Give a verbatim quotation of every record.
--- START ---
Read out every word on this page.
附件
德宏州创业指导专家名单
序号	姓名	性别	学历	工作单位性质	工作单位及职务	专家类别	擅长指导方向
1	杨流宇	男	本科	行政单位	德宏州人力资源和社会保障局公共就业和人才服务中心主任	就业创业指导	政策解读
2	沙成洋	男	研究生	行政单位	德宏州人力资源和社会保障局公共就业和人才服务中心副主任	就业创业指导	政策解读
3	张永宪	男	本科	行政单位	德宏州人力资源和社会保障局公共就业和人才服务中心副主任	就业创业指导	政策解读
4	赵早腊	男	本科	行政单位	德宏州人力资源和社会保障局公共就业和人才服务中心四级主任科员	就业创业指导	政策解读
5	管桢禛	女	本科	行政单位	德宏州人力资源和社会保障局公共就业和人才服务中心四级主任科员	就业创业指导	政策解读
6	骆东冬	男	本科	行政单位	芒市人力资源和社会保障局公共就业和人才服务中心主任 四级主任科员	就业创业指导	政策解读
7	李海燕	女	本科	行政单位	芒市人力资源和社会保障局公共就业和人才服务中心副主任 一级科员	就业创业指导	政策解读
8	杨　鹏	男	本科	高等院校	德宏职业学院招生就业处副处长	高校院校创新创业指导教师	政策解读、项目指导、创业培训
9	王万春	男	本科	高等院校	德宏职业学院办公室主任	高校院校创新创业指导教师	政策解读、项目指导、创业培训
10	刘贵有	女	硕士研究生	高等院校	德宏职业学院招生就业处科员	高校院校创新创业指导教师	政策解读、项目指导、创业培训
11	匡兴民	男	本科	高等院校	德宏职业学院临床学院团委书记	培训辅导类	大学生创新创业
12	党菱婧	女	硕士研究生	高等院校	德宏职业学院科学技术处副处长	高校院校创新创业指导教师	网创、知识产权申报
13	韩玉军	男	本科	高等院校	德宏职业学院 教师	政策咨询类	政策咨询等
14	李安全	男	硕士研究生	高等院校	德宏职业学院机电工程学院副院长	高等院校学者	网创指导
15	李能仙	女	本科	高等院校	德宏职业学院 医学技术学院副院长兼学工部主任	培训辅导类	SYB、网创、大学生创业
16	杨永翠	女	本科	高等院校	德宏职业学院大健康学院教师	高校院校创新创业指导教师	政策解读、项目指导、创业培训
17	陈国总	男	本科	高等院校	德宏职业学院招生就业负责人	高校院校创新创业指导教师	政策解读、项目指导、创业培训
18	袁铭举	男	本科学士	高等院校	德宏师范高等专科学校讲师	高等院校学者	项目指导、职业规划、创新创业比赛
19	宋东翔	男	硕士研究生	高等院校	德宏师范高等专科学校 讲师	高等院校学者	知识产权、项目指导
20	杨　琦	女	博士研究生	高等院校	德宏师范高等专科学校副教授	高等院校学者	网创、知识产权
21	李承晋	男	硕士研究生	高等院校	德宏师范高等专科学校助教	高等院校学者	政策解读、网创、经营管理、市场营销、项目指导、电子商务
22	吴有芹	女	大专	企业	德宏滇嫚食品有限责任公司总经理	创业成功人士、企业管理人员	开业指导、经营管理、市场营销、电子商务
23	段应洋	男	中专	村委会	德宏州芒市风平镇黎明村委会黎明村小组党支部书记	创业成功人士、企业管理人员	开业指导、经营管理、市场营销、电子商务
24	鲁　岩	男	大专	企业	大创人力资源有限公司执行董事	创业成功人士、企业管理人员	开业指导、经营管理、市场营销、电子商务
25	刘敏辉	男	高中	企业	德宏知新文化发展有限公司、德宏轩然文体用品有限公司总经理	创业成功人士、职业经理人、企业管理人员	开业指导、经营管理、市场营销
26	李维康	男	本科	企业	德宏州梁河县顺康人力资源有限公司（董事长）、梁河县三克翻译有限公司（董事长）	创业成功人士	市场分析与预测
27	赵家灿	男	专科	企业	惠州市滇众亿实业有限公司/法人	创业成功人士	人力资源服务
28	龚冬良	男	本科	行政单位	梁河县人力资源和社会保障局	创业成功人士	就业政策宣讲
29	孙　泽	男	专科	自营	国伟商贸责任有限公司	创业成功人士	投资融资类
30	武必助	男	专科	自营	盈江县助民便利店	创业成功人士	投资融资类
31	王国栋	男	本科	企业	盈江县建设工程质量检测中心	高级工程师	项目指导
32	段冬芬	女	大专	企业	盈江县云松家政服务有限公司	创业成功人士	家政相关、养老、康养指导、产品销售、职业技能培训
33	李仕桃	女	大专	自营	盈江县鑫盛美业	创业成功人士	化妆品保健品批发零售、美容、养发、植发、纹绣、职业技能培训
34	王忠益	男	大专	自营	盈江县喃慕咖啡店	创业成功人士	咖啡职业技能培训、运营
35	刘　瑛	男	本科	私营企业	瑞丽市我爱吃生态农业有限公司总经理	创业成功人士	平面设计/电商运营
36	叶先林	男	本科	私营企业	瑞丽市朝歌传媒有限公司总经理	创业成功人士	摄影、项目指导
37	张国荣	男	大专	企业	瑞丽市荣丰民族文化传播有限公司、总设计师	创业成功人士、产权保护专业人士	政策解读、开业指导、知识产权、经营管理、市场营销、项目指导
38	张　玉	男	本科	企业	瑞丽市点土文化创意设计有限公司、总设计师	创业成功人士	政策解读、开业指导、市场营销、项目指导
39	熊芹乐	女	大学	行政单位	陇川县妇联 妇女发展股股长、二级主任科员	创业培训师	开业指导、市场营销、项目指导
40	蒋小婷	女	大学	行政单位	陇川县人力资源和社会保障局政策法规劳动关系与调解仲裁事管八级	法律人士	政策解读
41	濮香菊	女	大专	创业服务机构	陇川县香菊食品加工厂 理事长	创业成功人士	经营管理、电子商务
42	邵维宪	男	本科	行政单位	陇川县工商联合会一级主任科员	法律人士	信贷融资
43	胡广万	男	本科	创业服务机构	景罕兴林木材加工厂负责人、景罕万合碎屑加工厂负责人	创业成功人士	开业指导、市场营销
--- END ---
§ Solution below
Read out every word on this page.
附件
德宏州创业指导专家名单
序号	姓名	性别	学历	工作单位性质	工作单位及职务	专家类别	擅长指导方向
1	杨流宇	男	本科	行政单位	德宏州人力资源和社会保障局公共就业和人才服务中心主任	就业创业指导	政策解读
2	沙成洋	男	研究生	行政单位	德宏州人力资源和社会保障局公共就业和人才服务中心副主任	就业创业指导	政策解读
3	张永宪	男	本科	行政单位	德宏州人力资源和社会保障局公共就业和人才服务中心副主任	就业创业指导	政策解读
4	赵早腊	男	本科	行政单位	德宏州人力资源和社会保障局公共就业和人才服务中心四级主任科员	就业创业指导	政策解读
5	管桢禛	女	本科	行政单位	德宏州人力资源和社会保障局公共就业和人才服务中心四级主任科员	就业创业指导	政策解读
6	骆东冬	男	本科	行政单位	芒市人力资源和社会保障局公共就业和人才服务中心主任 四级主任科员	就业创业指导	政策解读
7	李海燕	女	本科	行政单位	芒市人力资源和社会保障局公共就业和人才服务中心副主任 一级科员	就业创业指导	政策解读
8	杨　鹏	男	本科	高等院校	德宏职业学院招生就业处副处长	高校院校创新创业指导教师	政策解读、项目指导、创业培训
9	王万春	男	本科	高等院校	德宏职业学院办公室主任	高校院校创新创业指导教师	政策解读、项目指导、创业培训
10	刘贵有	女	硕士研究生	高等院校	德宏职业学院招生就业处科员	高校院校创新创业指导教师	政策解读、项目指导、创业培训
11	匡兴民	男	本科	高等院校	德宏职业学院临床学院团委书记	培训辅导类	大学生创新创业
12	党菱婧	女	硕士研究生	高等院校	德宏职业学院科学技术处副处长	高校院校创新创业指导教师	网创、知识产权申报
13	韩玉军	男	本科	高等院校	德宏职业学院 教师	政策咨询类	政策咨询等
14	李安全	男	硕士研究生	高等院校	德宏职业学院机电工程学院副院长	高等院校学者	网创指导
15	李能仙	女	本科	高等院校	德宏职业学院 医学技术学院副院长兼学工部主任	培训辅导类	SYB、网创、大学生创业
16	杨永翠	女	本科	高等院校	德宏职业学院大健康学院教师	高校院校创新创业指导教师	政策解读、项目指导、创业培训
17	陈国总	男	本科	高等院校	德宏职业学院招生就业负责人	高校院校创新创业指导教师	政策解读、项目指导、创业培训
18	袁铭举	男	本科学士	高等院校	德宏师范高等专科学校讲师	高等院校学者	项目指导、职业规划、创新创业比赛
19	宋东翔	男	硕士研究生	高等院校	德宏师范高等专科学校 讲师	高等院校学者	知识产权、项目指导
20	杨　琦	女	博士研究生	高等院校	德宏师范高等专科学校副教授	高等院校学者	网创、知识产权
21	李承晋	男	硕士研究生	高等院校	德宏师范高等专科学校助教	高等院校学者	政策解读、网创、经营管理、市场营销、项目指导、电子商务
22	吴有芹	女	大专	企业	德宏滇嫚食品有限责任公司总经理	创业成功人士、企业管理人员	开业指导、经营管理、市场营销、电子商务
23	段应洋	男	中专	村委会	德宏州芒市风平镇黎明村委会黎明村小组党支部书记	创业成功人士、企业管理人员	开业指导、经营管理、市场营销、电子商务
24	鲁　岩	男	大专	企业	大创人力资源有限公司执行董事	创业成功人士、企业管理人员	开业指导、经营管理、市场营销、电子商务
25	刘敏辉	男	高中	企业	德宏知新文化发展有限公司、德宏轩然文体用品有限公司总经理	创业成功人士、职业经理人、企业管理人员	开业指导、经营管理、市场营销
26	李维康	男	本科	企业	德宏州梁河县顺康人力资源有限公司（董事长）、梁河县三克翻译有限公司（董事长）	创业成功人士	市场分析与预测
27	赵家灿	男	专科	企业	惠州市滇众亿实业有限公司/法人	创业成功人士	人力资源服务
28	龚冬良	男	本科	行政单位	梁河县人力资源和社会保障局	创业成功人士	就业政策宣讲
29	孙　泽	男	专科	自营	国伟商贸责任有限公司	创业成功人士	投资融资类
30	武必助	男	专科	自营	盈江县助民便利店	创业成功人士	投资融资类
31	王国栋	男	本科	企业	盈江县建设工程质量检测中心	高级工程师	项目指导
32	段冬芬	女	大专	企业	盈江县云松家政服务有限公司	创业成功人士	家政相关、养老、康养指导、产品销售、职业技能培训
33	李仕桃	女	大专	自营	盈江县鑫盛美业	创业成功人士	化妆品保健品批发零售、美容、养发、植发、纹绣、职业技能培训
34	王忠益	男	大专	自营	盈江县喃慕咖啡店	创业成功人士	咖啡职业技能培训、运营
35	刘　瑛	男	本科	私营企业	瑞丽市我爱吃生态农业有限公司总经理	创业成功人士	平面设计/电商运营
36	叶先林	男	本科	私营企业	瑞丽市朝歌传媒有限公司总经理	创业成功人士	摄影、项目指导
37	张国荣	男	大专	企业	瑞丽市荣丰民族文化传播有限公司、总设计师	创业成功人士、产权保护专业人士	政策解读、开业指导、知识产权、经营管理、市场营销、项目指导
38	张　玉	男	本科	企业	瑞丽市点土文化创意设计有限公司、总设计师	创业成功人士	政策解读、开业指导、市场营销、项目指导
39	熊芹乐	女	大学	行政单位	陇川县妇联 妇女发展股股长、二级主任科员	创业培训师	开业指导、市场营销、项目指导
40	蒋小婷	女	大学	行政单位	陇川县人力资源和社会保障局政策法规劳动关系与调解仲裁事管八级	法律人士	政策解读
41	濮香菊	女	大专	创业服务机构	陇川县香菊食品加工厂 理事长	创业成功人士	经营管理、电子商务
42	邵维宪	男	本科	行政单位	陇川县工商联合会一级主任科员	法律人士	信贷融资
43	胡广万	男	本科	创业服务机构	景罕兴林木材加工厂负责人、景罕万合碎屑加工厂负责人	创业成功人士	开业指导、市场营销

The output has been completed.